Entries shown:
┌──

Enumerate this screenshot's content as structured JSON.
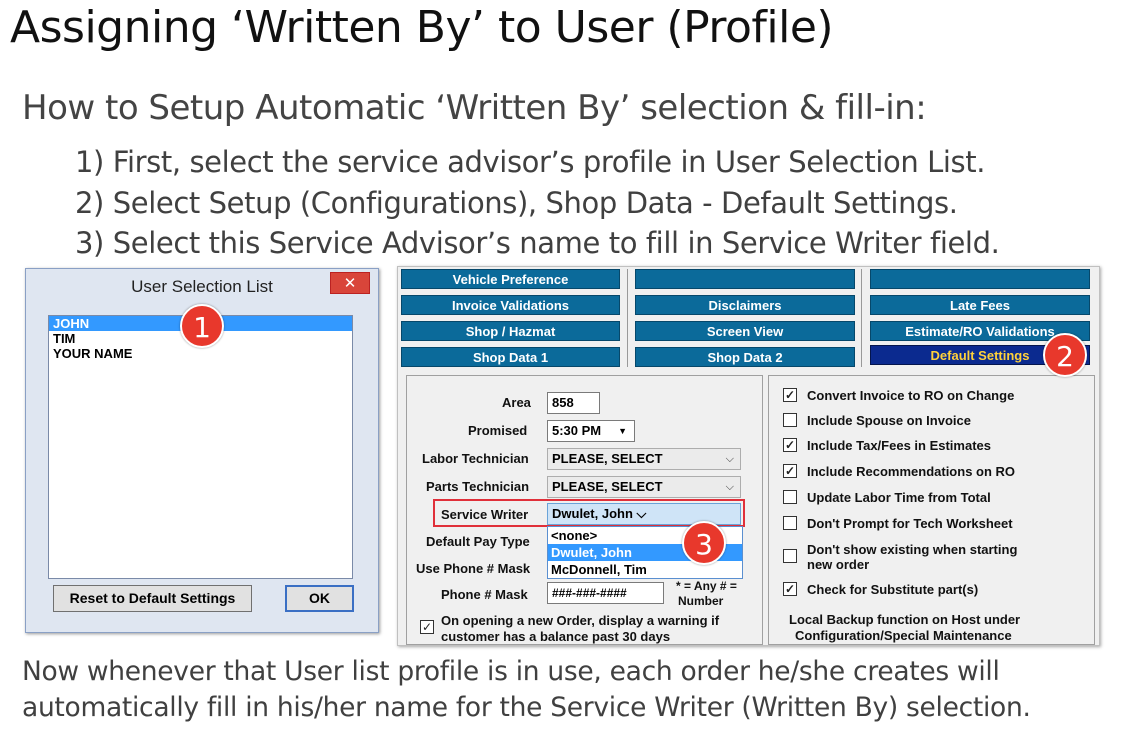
{
  "slide": {
    "title": "Assigning ‘Written By’ to  User (Profile)",
    "subtitle": "How to Setup Automatic ‘Written By’ selection & fill-in:",
    "steps": [
      "1) First, select the service advisor’s profile in User Selection List.",
      "2) Select Setup (Configurations), Shop Data - Default Settings.",
      "3) Select this Service Advisor’s name to fill in Service Writer field."
    ],
    "footer_line1": "Now whenever that User list profile is in use, each order he/she creates will",
    "footer_line2": "automatically fill in his/her name for the Service Writer (Written By) selection.",
    "badges": [
      "1",
      "2",
      "3"
    ],
    "badge_color": "#e8382c"
  },
  "user_selection": {
    "title": "User Selection List",
    "close_label": "✕",
    "users": [
      "JOHN",
      "TIM",
      "YOUR NAME"
    ],
    "selected_user": "JOHN",
    "reset_label": "Reset to Default Settings",
    "ok_label": "OK",
    "selection_color": "#3399ff"
  },
  "settings": {
    "tabs": {
      "col1": [
        "Vehicle Preference",
        "Invoice Validations",
        "Shop / Hazmat",
        "Shop Data 1"
      ],
      "col2": [
        "",
        "Disclaimers",
        "Screen View",
        "Shop Data 2"
      ],
      "col3": [
        "",
        "Late Fees",
        "Estimate/RO Validations",
        "Default Settings"
      ]
    },
    "active_tab": "Default Settings",
    "tab_color": "#0b6a9a",
    "active_tab_color": "#0b2a8f",
    "area": {
      "label": "Area",
      "value": "858"
    },
    "promised": {
      "label": "Promised",
      "value": "5:30 PM"
    },
    "labor_technician": {
      "label": "Labor Technician",
      "value": "PLEASE, SELECT"
    },
    "parts_technician": {
      "label": "Parts Technician",
      "value": "PLEASE, SELECT"
    },
    "service_writer": {
      "label": "Service Writer",
      "value": "Dwulet, John"
    },
    "service_writer_options": [
      "<none>",
      "Dwulet, John",
      "McDonnell, Tim"
    ],
    "default_pay_type": {
      "label": "Default Pay Type"
    },
    "use_phone_mask": {
      "label": "Use Phone # Mask"
    },
    "phone_mask": {
      "label": "Phone # Mask",
      "value": "###-###-####",
      "hint_line1": "* = Any # =",
      "hint_line2": "Number"
    },
    "balance_warning": {
      "line1": "On opening a new Order, display a warning if",
      "line2": "customer has a balance past 30 days",
      "checked": true
    },
    "options": [
      {
        "label": "Convert Invoice to RO on Change",
        "checked": true
      },
      {
        "label": "Include Spouse on Invoice",
        "checked": false
      },
      {
        "label": "Include Tax/Fees in Estimates",
        "checked": true
      },
      {
        "label": "Include Recommendations on RO",
        "checked": true
      },
      {
        "label": "Update Labor Time from Total",
        "checked": false
      },
      {
        "label": "Don't Prompt for Tech Worksheet",
        "checked": false
      },
      {
        "label": "Don't show existing when starting",
        "label2": "new order",
        "checked": false
      },
      {
        "label": "Check for Substitute part(s)",
        "checked": true
      }
    ],
    "backup_note_line1": "Local Backup function on Host under",
    "backup_note_line2": "Configuration/Special Maintenance",
    "check_mark": "✓",
    "dropdown_arrow": "⌵"
  }
}
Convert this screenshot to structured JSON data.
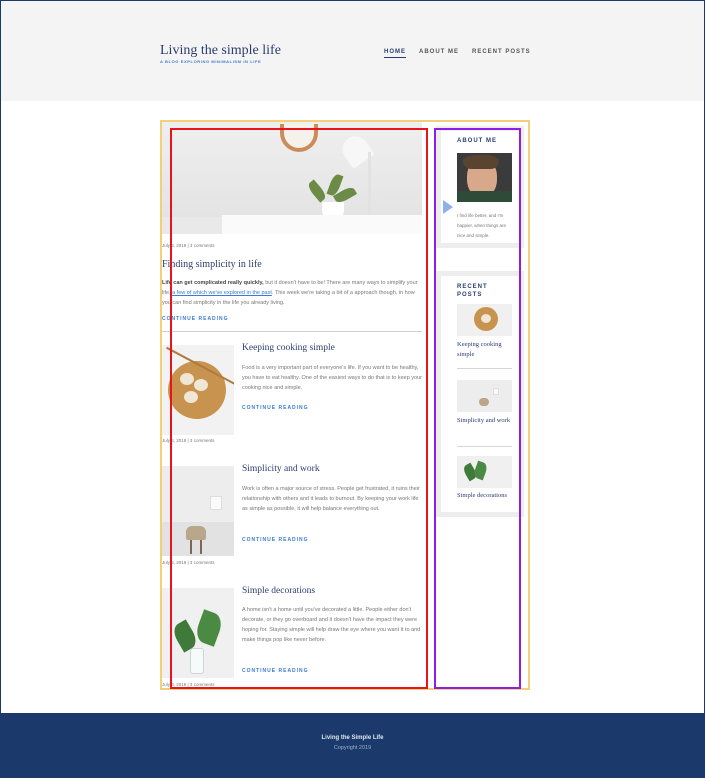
{
  "header": {
    "site_title": "Living the simple life",
    "tagline": "A BLOG EXPLORING MINIMALISM IN LIFE",
    "nav": [
      "HOME",
      "ABOUT ME",
      "RECENT POSTS"
    ]
  },
  "posts": [
    {
      "meta": "July 3, 2019  |  3 comments",
      "title": "Finding simplicity in life",
      "excerpt_bold": "Life can get complicated really quickly,",
      "excerpt_mid": " but it doesn't have to be! There are many ways to simplify your life, ",
      "excerpt_link": "a few of which we've explored in the past",
      "excerpt_end": ". This week we're taking a bit of a approach though, in how you can find simplicity in the life you already living.",
      "continue": "CONTINUE READING"
    },
    {
      "meta": "July 6, 2019  |  3 comments",
      "title": "Keeping cooking simple",
      "excerpt": "Food is a very important part of everyone's life. If you want to be healthy, you have to eat healthy. One of the easiest ways to do that is to keep your cooking nice and simple.",
      "continue": "CONTINUE READING"
    },
    {
      "meta": "July 5, 2019  |  3 comments",
      "title": "Simplicity and work",
      "excerpt": "Work is often a major source of stress. People get frustrated, it ruins their relationship with others and it leads to burnout. By keeping your work life as simple as possible, it will help balance everything out.",
      "continue": "CONTINUE READING"
    },
    {
      "meta": "July 3, 2019  |  3 comments",
      "title": "Simple decorations",
      "excerpt": "A home isn't a home until you've decorated a little. People either don't decorate, or they go overboard and it doesn't have the impact they were hoping for. Staying simple will help draw the eye where you want it to and make things pop like never before.",
      "continue": "CONTINUE READING"
    }
  ],
  "sidebar": {
    "about_title": "ABOUT ME",
    "about_text": "I find life better, and I'm happier, when things are nice and simple.",
    "recent_title_1": "RECENT",
    "recent_title_2": "POSTS",
    "recent_posts": [
      "Keeping cooking simple",
      "Simplicity and work",
      "Simple decorations"
    ]
  },
  "footer": {
    "title": "Living the Simple Life",
    "copyright": "Copyright 2019"
  },
  "colors": {
    "navy": "#1b3a6b",
    "accent": "#3a7bd5",
    "annotation_yellow": "#f2cf7a",
    "annotation_red": "#e8141c",
    "annotation_purple": "#8b1ee8"
  }
}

└──

Goal of the exercise:
Copy the material above in full and exactly, skipping pictures.

Answer to the task:
Enumerate this screenshot's content as structured JSON.
{
  "slide": {
    "title": "Assigning ‘Written By’ to  User (Profile)",
    "subtitle": "How to Setup Automatic ‘Written By’ selection & fill-in:",
    "steps": [
      "1) First, select the service advisor’s profile in User Selection List.",
      "2) Select Setup (Configurations), Shop Data - Default Settings.",
      "3) Select this Service Advisor’s name to fill in Service Writer field."
    ],
    "footer_line1": "Now whenever that User list profile is in use, each order he/she creates will",
    "footer_line2": "automatically fill in his/her name for the Service Writer (Written By) selection.",
    "badges": [
      "1",
      "2",
      "3"
    ],
    "badge_color": "#e8382c"
  },
  "user_selection": {
    "title": "User Selection List",
    "close_label": "✕",
    "users": [
      "JOHN",
      "TIM",
      "YOUR NAME"
    ],
    "selected_user": "JOHN",
    "reset_label": "Reset to Default Settings",
    "ok_label": "OK",
    "selection_color": "#3399ff"
  },
  "settings": {
    "tabs": {
      "col1": [
        "Vehicle Preference",
        "Invoice Validations",
        "Shop / Hazmat",
        "Shop Data 1"
      ],
      "col2": [
        "",
        "Disclaimers",
        "Screen View",
        "Shop Data 2"
      ],
      "col3": [
        "",
        "Late Fees",
        "Estimate/RO Validations",
        "Default Settings"
      ]
    },
    "active_tab": "Default Settings",
    "tab_color": "#0b6a9a",
    "active_tab_color": "#0b2a8f",
    "area": {
      "label": "Area",
      "value": "858"
    },
    "promised": {
      "label": "Promised",
      "value": "5:30 PM"
    },
    "labor_technician": {
      "label": "Labor Technician",
      "value": "PLEASE, SELECT"
    },
    "parts_technician": {
      "label": "Parts Technician",
      "value": "PLEASE, SELECT"
    },
    "service_writer": {
      "label": "Service Writer",
      "value": "Dwulet, John"
    },
    "service_writer_options": [
      "<none>",
      "Dwulet, John",
      "McDonnell, Tim"
    ],
    "default_pay_type": {
      "label": "Default Pay Type"
    },
    "use_phone_mask": {
      "label": "Use Phone # Mask"
    },
    "phone_mask": {
      "label": "Phone # Mask",
      "value": "###-###-####",
      "hint_line1": "* = Any # =",
      "hint_line2": "Number"
    },
    "balance_warning": {
      "line1": "On opening a new Order, display a warning if",
      "line2": "customer has a balance past 30 days",
      "checked": true
    },
    "options": [
      {
        "label": "Convert Invoice to RO on Change",
        "checked": true
      },
      {
        "label": "Include Spouse on Invoice",
        "checked": false
      },
      {
        "label": "Include Tax/Fees in Estimates",
        "checked": true
      },
      {
        "label": "Include Recommendations on RO",
        "checked": true
      },
      {
        "label": "Update Labor Time from Total",
        "checked": false
      },
      {
        "label": "Don't Prompt for Tech Worksheet",
        "checked": false
      },
      {
        "label": "Don't show existing when starting",
        "label2": "new order",
        "checked": false
      },
      {
        "label": "Check for Substitute part(s)",
        "checked": true
      }
    ],
    "backup_note_line1": "Local Backup function on Host under",
    "backup_note_line2": "Configuration/Special Maintenance",
    "check_mark": "✓",
    "dropdown_arrow": "⌵"
  }
}
Convert this screenshot to structured JSON data.
{
  "header": {
    "site_title": "Living the simple life",
    "tagline": "A BLOG EXPLORING MINIMALISM IN LIFE",
    "nav": [
      "HOME",
      "ABOUT ME",
      "RECENT POSTS"
    ]
  },
  "posts": [
    {
      "meta": "July 3, 2019  |  3 comments",
      "title": "Finding simplicity in life",
      "excerpt_bold": "Life can get complicated really quickly,",
      "excerpt_mid": " but it doesn't have to be! There are many ways to simplify your life, ",
      "excerpt_link": "a few of which we've explored in the past",
      "excerpt_end": ". This week we're taking a bit of a approach though, in how you can find simplicity in the life you already living.",
      "continue": "CONTINUE READING"
    },
    {
      "meta": "July 6, 2019  |  3 comments",
      "title": "Keeping cooking simple",
      "excerpt": "Food is a very important part of everyone's life. If you want to be healthy, you have to eat healthy. One of the easiest ways to do that is to keep your cooking nice and simple.",
      "continue": "CONTINUE READING"
    },
    {
      "meta": "July 5, 2019  |  3 comments",
      "title": "Simplicity and work",
      "excerpt": "Work is often a major source of stress. People get frustrated, it ruins their relationship with others and it leads to burnout. By keeping your work life as simple as possible, it will help balance everything out.",
      "continue": "CONTINUE READING"
    },
    {
      "meta": "July 3, 2019  |  3 comments",
      "title": "Simple decorations",
      "excerpt": "A home isn't a home until you've decorated a little. People either don't decorate, or they go overboard and it doesn't have the impact they were hoping for. Staying simple will help draw the eye where you want it to and make things pop like never before.",
      "continue": "CONTINUE READING"
    }
  ],
  "sidebar": {
    "about_title": "ABOUT ME",
    "about_text": "I find life better, and I'm happier, when things are nice and simple.",
    "recent_title_1": "RECENT",
    "recent_title_2": "POSTS",
    "recent_posts": [
      "Keeping cooking simple",
      "Simplicity and work",
      "Simple decorations"
    ]
  },
  "footer": {
    "title": "Living the Simple Life",
    "copyright": "Copyright 2019"
  },
  "colors": {
    "navy": "#1b3a6b",
    "accent": "#3a7bd5",
    "annotation_yellow": "#f2cf7a",
    "annotation_red": "#e8141c",
    "annotation_purple": "#8b1ee8"
  }
}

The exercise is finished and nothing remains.